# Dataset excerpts
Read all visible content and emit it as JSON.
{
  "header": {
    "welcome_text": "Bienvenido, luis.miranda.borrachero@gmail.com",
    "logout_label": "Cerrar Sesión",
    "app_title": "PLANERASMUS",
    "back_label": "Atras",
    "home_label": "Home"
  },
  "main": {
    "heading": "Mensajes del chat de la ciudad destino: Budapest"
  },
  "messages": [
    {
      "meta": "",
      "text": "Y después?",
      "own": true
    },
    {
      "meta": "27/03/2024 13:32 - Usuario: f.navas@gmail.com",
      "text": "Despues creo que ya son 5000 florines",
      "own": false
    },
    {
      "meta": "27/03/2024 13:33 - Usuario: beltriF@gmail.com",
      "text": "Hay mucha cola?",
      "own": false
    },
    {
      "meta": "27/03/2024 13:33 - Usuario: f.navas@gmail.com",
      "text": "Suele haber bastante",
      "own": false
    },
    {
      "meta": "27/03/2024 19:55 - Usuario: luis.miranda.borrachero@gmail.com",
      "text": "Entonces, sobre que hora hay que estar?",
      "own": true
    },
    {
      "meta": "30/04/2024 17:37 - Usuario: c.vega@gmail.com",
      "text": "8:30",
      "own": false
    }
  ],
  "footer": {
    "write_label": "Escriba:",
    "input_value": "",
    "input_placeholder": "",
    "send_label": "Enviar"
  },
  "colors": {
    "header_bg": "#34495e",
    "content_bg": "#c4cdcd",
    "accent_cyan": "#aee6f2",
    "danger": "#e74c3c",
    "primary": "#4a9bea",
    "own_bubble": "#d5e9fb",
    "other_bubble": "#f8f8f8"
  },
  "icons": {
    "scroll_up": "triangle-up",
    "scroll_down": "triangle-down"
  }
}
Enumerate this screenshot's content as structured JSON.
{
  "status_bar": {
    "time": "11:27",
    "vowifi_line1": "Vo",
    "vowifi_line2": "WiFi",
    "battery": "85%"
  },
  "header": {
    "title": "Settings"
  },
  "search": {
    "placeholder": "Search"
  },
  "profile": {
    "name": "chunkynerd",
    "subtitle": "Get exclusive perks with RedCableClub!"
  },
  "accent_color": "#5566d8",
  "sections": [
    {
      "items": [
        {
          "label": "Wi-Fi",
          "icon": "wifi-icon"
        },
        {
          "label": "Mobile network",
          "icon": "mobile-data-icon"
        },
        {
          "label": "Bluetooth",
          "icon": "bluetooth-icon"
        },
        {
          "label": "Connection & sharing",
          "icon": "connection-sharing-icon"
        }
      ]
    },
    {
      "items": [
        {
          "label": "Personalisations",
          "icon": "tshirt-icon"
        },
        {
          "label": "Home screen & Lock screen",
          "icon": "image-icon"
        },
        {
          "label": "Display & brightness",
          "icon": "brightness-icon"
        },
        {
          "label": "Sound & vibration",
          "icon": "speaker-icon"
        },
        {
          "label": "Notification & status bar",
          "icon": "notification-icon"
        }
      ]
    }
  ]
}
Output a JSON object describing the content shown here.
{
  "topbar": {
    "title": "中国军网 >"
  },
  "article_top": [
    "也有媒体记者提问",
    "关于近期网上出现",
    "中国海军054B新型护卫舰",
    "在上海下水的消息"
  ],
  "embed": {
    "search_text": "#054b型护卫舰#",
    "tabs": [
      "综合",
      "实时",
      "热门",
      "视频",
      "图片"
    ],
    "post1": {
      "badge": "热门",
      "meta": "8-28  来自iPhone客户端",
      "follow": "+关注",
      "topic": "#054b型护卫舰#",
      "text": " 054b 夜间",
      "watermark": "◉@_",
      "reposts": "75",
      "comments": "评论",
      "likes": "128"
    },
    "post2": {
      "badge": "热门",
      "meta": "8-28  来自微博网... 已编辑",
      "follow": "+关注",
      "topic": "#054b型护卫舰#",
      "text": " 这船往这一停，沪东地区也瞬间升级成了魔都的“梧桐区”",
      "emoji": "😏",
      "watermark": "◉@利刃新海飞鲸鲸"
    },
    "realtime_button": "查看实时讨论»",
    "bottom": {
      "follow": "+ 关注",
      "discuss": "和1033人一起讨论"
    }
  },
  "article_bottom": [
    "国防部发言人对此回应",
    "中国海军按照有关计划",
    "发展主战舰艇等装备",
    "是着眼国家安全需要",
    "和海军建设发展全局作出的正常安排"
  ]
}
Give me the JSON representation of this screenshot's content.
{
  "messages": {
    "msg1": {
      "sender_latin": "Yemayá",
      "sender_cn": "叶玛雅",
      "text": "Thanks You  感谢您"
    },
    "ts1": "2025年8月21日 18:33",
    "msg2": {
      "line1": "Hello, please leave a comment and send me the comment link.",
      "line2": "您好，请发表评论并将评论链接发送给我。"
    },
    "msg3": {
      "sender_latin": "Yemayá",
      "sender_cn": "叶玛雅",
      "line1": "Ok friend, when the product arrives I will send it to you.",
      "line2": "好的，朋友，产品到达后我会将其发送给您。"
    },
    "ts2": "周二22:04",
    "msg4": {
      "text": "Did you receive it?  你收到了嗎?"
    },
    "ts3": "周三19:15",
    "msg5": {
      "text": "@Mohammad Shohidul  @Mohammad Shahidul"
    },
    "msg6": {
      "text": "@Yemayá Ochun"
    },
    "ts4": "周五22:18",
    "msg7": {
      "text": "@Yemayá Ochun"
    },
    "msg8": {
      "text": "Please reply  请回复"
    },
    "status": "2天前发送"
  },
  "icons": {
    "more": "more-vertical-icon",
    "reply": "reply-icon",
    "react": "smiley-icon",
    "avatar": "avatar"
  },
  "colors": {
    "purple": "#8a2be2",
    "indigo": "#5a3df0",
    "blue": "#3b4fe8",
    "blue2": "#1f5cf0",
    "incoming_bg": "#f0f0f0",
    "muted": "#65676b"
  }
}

# Objective
Faithfully copy every entry, leaving nothing out.

# Written answer
Read all visible content and emit it as JSON.
{
  "header": {
    "welcome_text": "Bienvenido, luis.miranda.borrachero@gmail.com",
    "logout_label": "Cerrar Sesión",
    "app_title": "PLANERASMUS",
    "back_label": "Atras",
    "home_label": "Home"
  },
  "main": {
    "heading": "Mensajes del chat de la ciudad destino: Budapest"
  },
  "messages": [
    {
      "meta": "",
      "text": "Y después?",
      "own": true
    },
    {
      "meta": "27/03/2024 13:32 - Usuario: f.navas@gmail.com",
      "text": "Despues creo que ya son 5000 florines",
      "own": false
    },
    {
      "meta": "27/03/2024 13:33 - Usuario: beltriF@gmail.com",
      "text": "Hay mucha cola?",
      "own": false
    },
    {
      "meta": "27/03/2024 13:33 - Usuario: f.navas@gmail.com",
      "text": "Suele haber bastante",
      "own": false
    },
    {
      "meta": "27/03/2024 19:55 - Usuario: luis.miranda.borrachero@gmail.com",
      "text": "Entonces, sobre que hora hay que estar?",
      "own": true
    },
    {
      "meta": "30/04/2024 17:37 - Usuario: c.vega@gmail.com",
      "text": "8:30",
      "own": false
    }
  ],
  "footer": {
    "write_label": "Escriba:",
    "input_value": "",
    "input_placeholder": "",
    "send_label": "Enviar"
  },
  "colors": {
    "header_bg": "#34495e",
    "content_bg": "#c4cdcd",
    "accent_cyan": "#aee6f2",
    "danger": "#e74c3c",
    "primary": "#4a9bea",
    "own_bubble": "#d5e9fb",
    "other_bubble": "#f8f8f8"
  },
  "icons": {
    "scroll_up": "triangle-up",
    "scroll_down": "triangle-down"
  }
}
Enumerate this screenshot's content as structured JSON.
{
  "status_bar": {
    "time": "11:27",
    "vowifi_line1": "Vo",
    "vowifi_line2": "WiFi",
    "battery": "85%"
  },
  "header": {
    "title": "Settings"
  },
  "search": {
    "placeholder": "Search"
  },
  "profile": {
    "name": "chunkynerd",
    "subtitle": "Get exclusive perks with RedCableClub!"
  },
  "accent_color": "#5566d8",
  "sections": [
    {
      "items": [
        {
          "label": "Wi-Fi",
          "icon": "wifi-icon"
        },
        {
          "label": "Mobile network",
          "icon": "mobile-data-icon"
        },
        {
          "label": "Bluetooth",
          "icon": "bluetooth-icon"
        },
        {
          "label": "Connection & sharing",
          "icon": "connection-sharing-icon"
        }
      ]
    },
    {
      "items": [
        {
          "label": "Personalisations",
          "icon": "tshirt-icon"
        },
        {
          "label": "Home screen & Lock screen",
          "icon": "image-icon"
        },
        {
          "label": "Display & brightness",
          "icon": "brightness-icon"
        },
        {
          "label": "Sound & vibration",
          "icon": "speaker-icon"
        },
        {
          "label": "Notification & status bar",
          "icon": "notification-icon"
        }
      ]
    }
  ]
}
Output a JSON object describing the content shown here.
{
  "topbar": {
    "title": "中国军网 >"
  },
  "article_top": [
    "也有媒体记者提问",
    "关于近期网上出现",
    "中国海军054B新型护卫舰",
    "在上海下水的消息"
  ],
  "embed": {
    "search_text": "#054b型护卫舰#",
    "tabs": [
      "综合",
      "实时",
      "热门",
      "视频",
      "图片"
    ],
    "post1": {
      "badge": "热门",
      "meta": "8-28  来自iPhone客户端",
      "follow": "+关注",
      "topic": "#054b型护卫舰#",
      "text": " 054b 夜间",
      "watermark": "◉@_",
      "reposts": "75",
      "comments": "评论",
      "likes": "128"
    },
    "post2": {
      "badge": "热门",
      "meta": "8-28  来自微博网... 已编辑",
      "follow": "+关注",
      "topic": "#054b型护卫舰#",
      "text": " 这船往这一停，沪东地区也瞬间升级成了魔都的“梧桐区”",
      "emoji": "😏",
      "watermark": "◉@利刃新海飞鲸鲸"
    },
    "realtime_button": "查看实时讨论»",
    "bottom": {
      "follow": "+ 关注",
      "discuss": "和1033人一起讨论"
    }
  },
  "article_bottom": [
    "国防部发言人对此回应",
    "中国海军按照有关计划",
    "发展主战舰艇等装备",
    "是着眼国家安全需要",
    "和海军建设发展全局作出的正常安排"
  ]
}
Give me the JSON representation of this screenshot's content.
{
  "messages": {
    "msg1": {
      "sender_latin": "Yemayá",
      "sender_cn": "叶玛雅",
      "text": "Thanks You  感谢您"
    },
    "ts1": "2025年8月21日 18:33",
    "msg2": {
      "line1": "Hello, please leave a comment and send me the comment link.",
      "line2": "您好，请发表评论并将评论链接发送给我。"
    },
    "msg3": {
      "sender_latin": "Yemayá",
      "sender_cn": "叶玛雅",
      "line1": "Ok friend, when the product arrives I will send it to you.",
      "line2": "好的，朋友，产品到达后我会将其发送给您。"
    },
    "ts2": "周二22:04",
    "msg4": {
      "text": "Did you receive it?  你收到了嗎?"
    },
    "ts3": "周三19:15",
    "msg5": {
      "text": "@Mohammad Shohidul  @Mohammad Shahidul"
    },
    "msg6": {
      "text": "@Yemayá Ochun"
    },
    "ts4": "周五22:18",
    "msg7": {
      "text": "@Yemayá Ochun"
    },
    "msg8": {
      "text": "Please reply  请回复"
    },
    "status": "2天前发送"
  },
  "icons": {
    "more": "more-vertical-icon",
    "reply": "reply-icon",
    "react": "smiley-icon",
    "avatar": "avatar"
  },
  "colors": {
    "purple": "#8a2be2",
    "indigo": "#5a3df0",
    "blue": "#3b4fe8",
    "blue2": "#1f5cf0",
    "incoming_bg": "#f0f0f0",
    "muted": "#65676b"
  }
}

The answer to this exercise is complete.